GOAL OF THE EXERCISE —
Return all lines with the word "subtitle" in them.

==== RECORDS SUPPLIED ====

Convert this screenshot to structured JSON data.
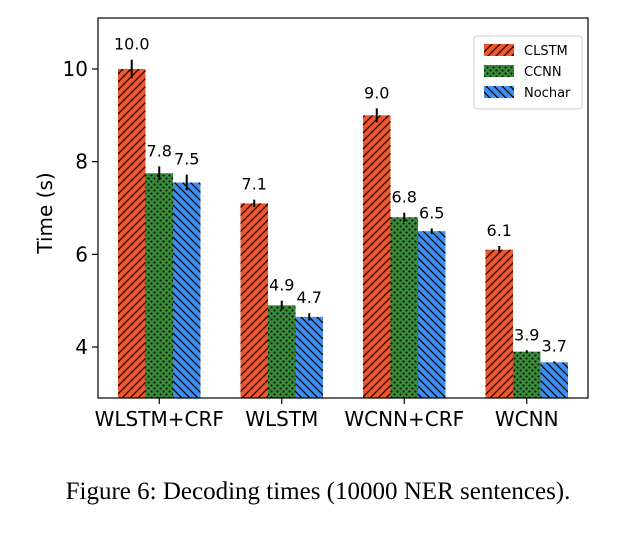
{
  "chart_data": {
    "type": "bar",
    "title": "",
    "xlabel": "",
    "ylabel": "Time (s)",
    "ylim": [
      2.9,
      11.1
    ],
    "yticks": [
      4,
      6,
      8,
      10
    ],
    "categories": [
      "WLSTM+CRF",
      "WLSTM",
      "WCNN+CRF",
      "WCNN"
    ],
    "series": [
      {
        "name": "CLSTM",
        "values": [
          10.0,
          7.1,
          9.0,
          6.1
        ],
        "labels": [
          "10.0",
          "7.1",
          "9.0",
          "6.1"
        ],
        "errors": [
          0.2,
          0.08,
          0.15,
          0.08
        ],
        "color": "#f0552d",
        "hatch": "diagonal"
      },
      {
        "name": "CCNN",
        "values": [
          7.75,
          4.9,
          6.8,
          3.9
        ],
        "labels": [
          "7.8",
          "4.9",
          "6.8",
          "3.9"
        ],
        "errors": [
          0.15,
          0.1,
          0.1,
          0.03
        ],
        "color": "#3a8a3a",
        "hatch": "dots"
      },
      {
        "name": "Nochar",
        "values": [
          7.55,
          4.65,
          6.5,
          3.67
        ],
        "labels": [
          "7.5",
          "4.7",
          "6.5",
          "3.7"
        ],
        "errors": [
          0.17,
          0.08,
          0.06,
          0.02
        ],
        "color": "#3d8ff5",
        "hatch": "backdiagonal"
      }
    ],
    "legend_position": "top-right",
    "grid": false,
    "has_error_bars": true
  },
  "caption": "Figure 6: Decoding times (10000 NER sentences)."
}
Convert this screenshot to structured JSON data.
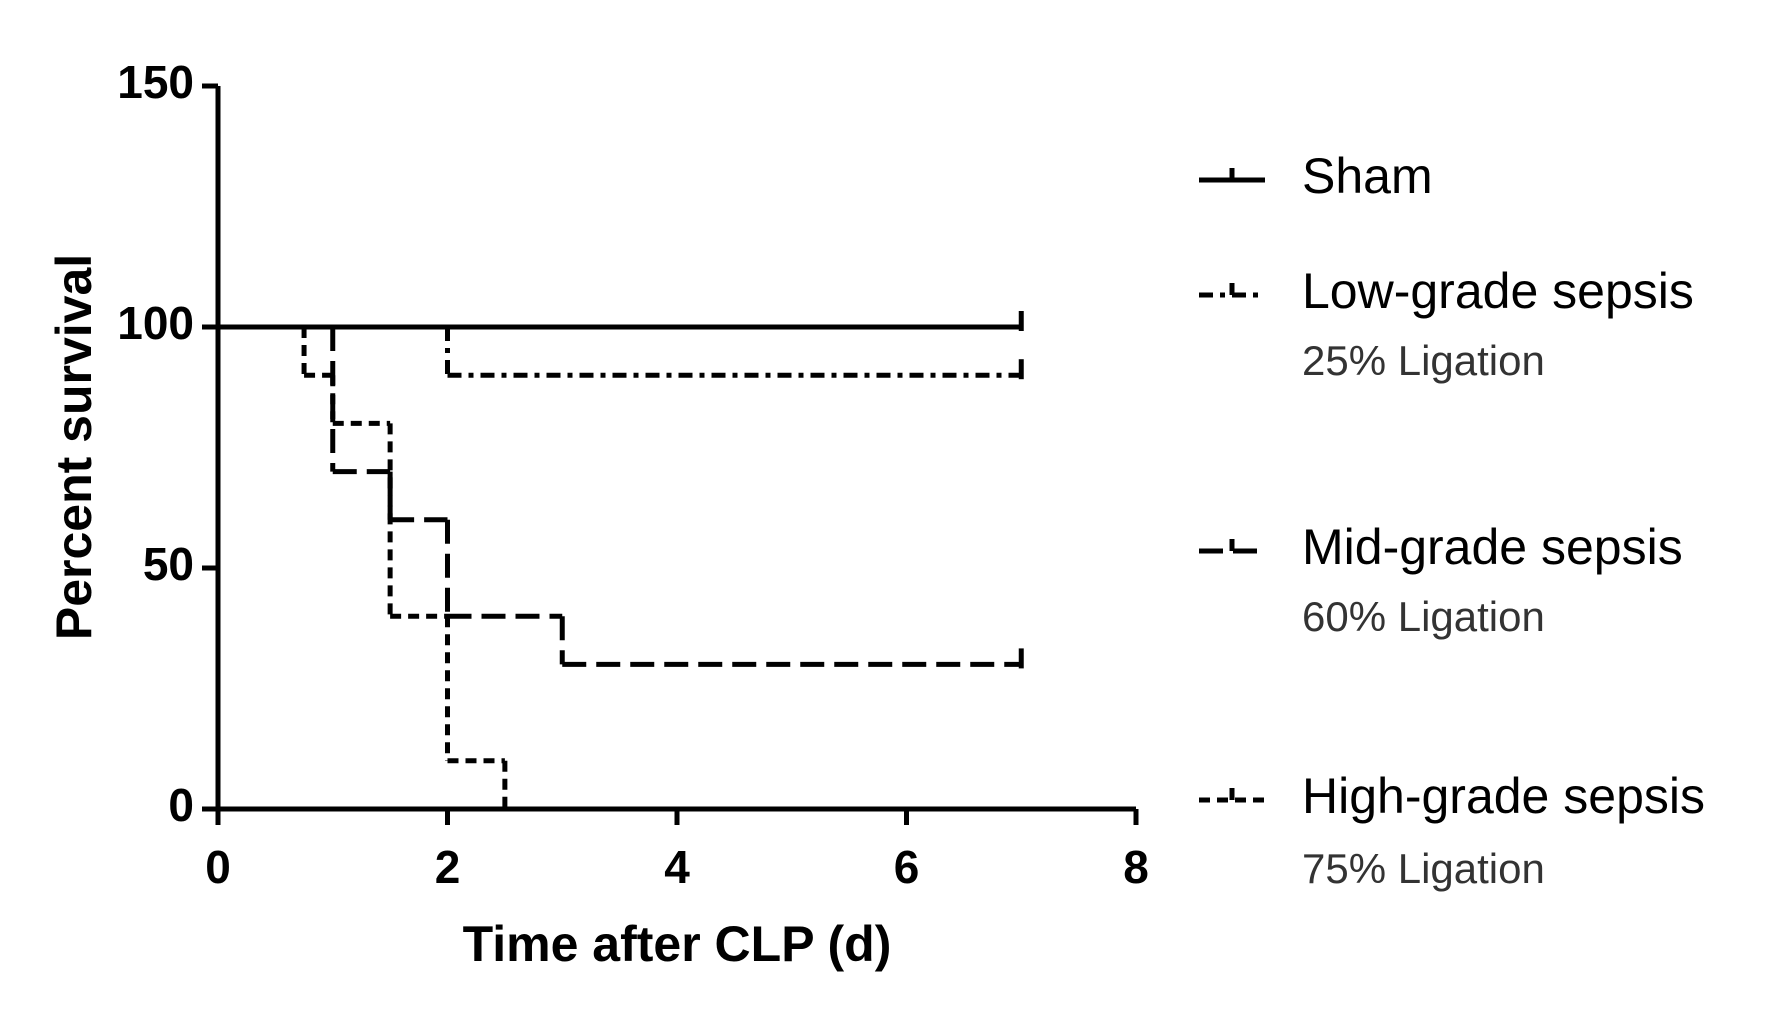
{
  "chart_data": {
    "type": "step",
    "xlabel": "Time after CLP (d)",
    "ylabel": "Percent survival",
    "xlim": [
      0,
      8
    ],
    "xticks": [
      0,
      2,
      4,
      6,
      8
    ],
    "ylim": [
      0,
      150
    ],
    "yticks": [
      0,
      50,
      100,
      150
    ],
    "censor_x": 7,
    "series": [
      {
        "name": "Sham",
        "color": "#000000",
        "dash": [],
        "x": [
          0,
          7
        ],
        "values": [
          100,
          100
        ]
      },
      {
        "name": "Low-grade sepsis",
        "subtitle": "25% Ligation",
        "color": "#000000",
        "dash": [
          14,
          7,
          5,
          7
        ],
        "x": [
          0,
          2,
          7
        ],
        "values": [
          100,
          90,
          90
        ]
      },
      {
        "name": "Mid-grade sepsis",
        "subtitle": "60% Ligation",
        "color": "#000000",
        "dash": [
          24,
          10
        ],
        "x": [
          0,
          1,
          1.5,
          2,
          3,
          7
        ],
        "values": [
          100,
          70,
          60,
          40,
          30,
          30
        ]
      },
      {
        "name": "High-grade sepsis",
        "subtitle": "75% Ligation",
        "color": "#000000",
        "dash": [
          11,
          7
        ],
        "x": [
          0,
          0.75,
          1,
          1.5,
          2,
          2.5
        ],
        "values": [
          100,
          90,
          80,
          40,
          10,
          0
        ]
      }
    ]
  }
}
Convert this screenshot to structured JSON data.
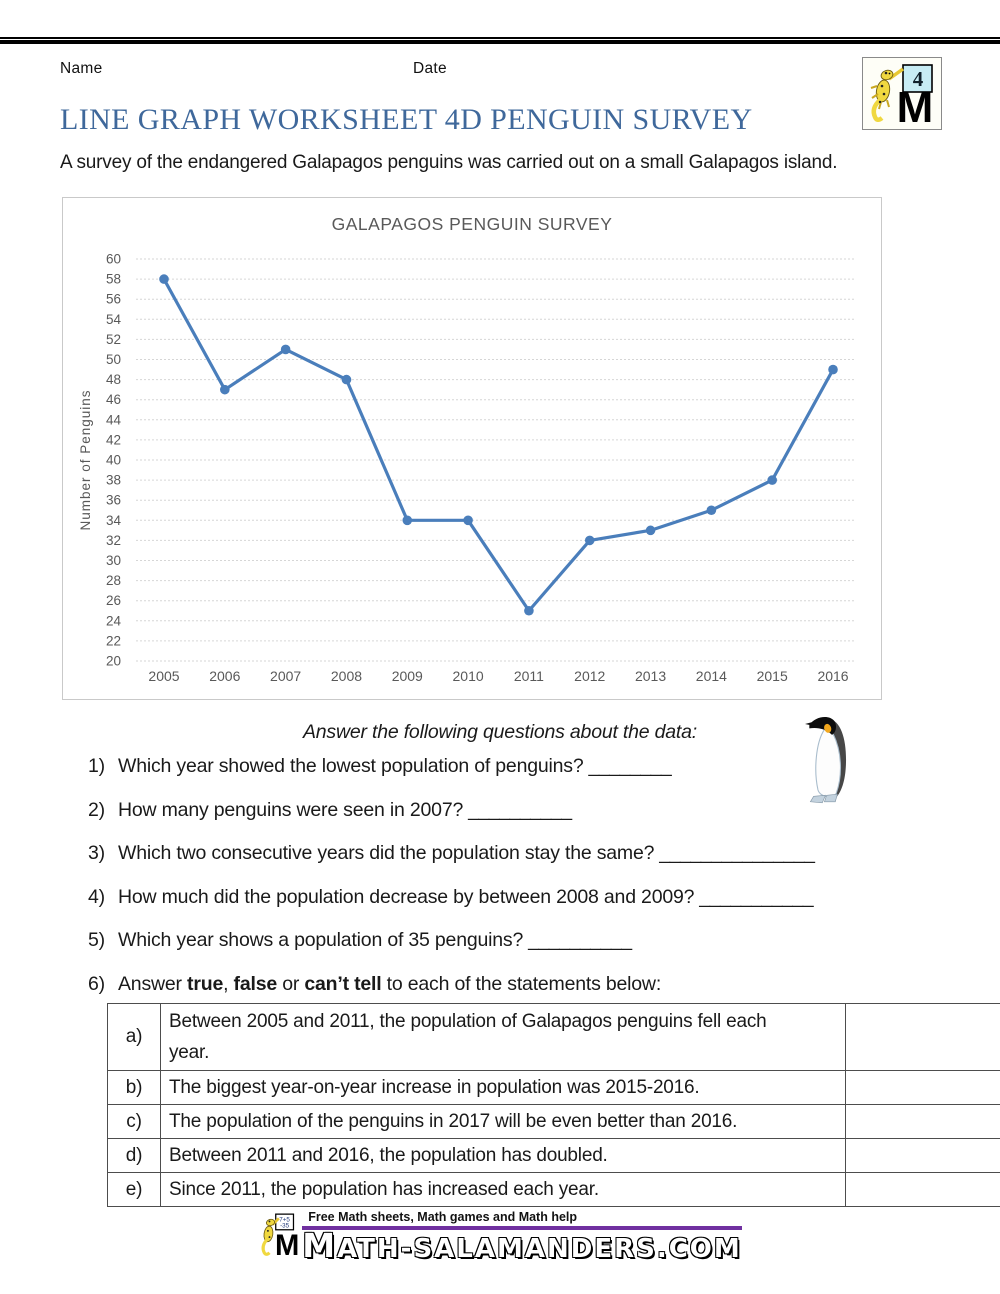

====

COMPLETE OUTPUT —
        "subtitle": "25% Ligation",
        "subtitle": "60% Ligation",
        "subtitle": "75% Ligation",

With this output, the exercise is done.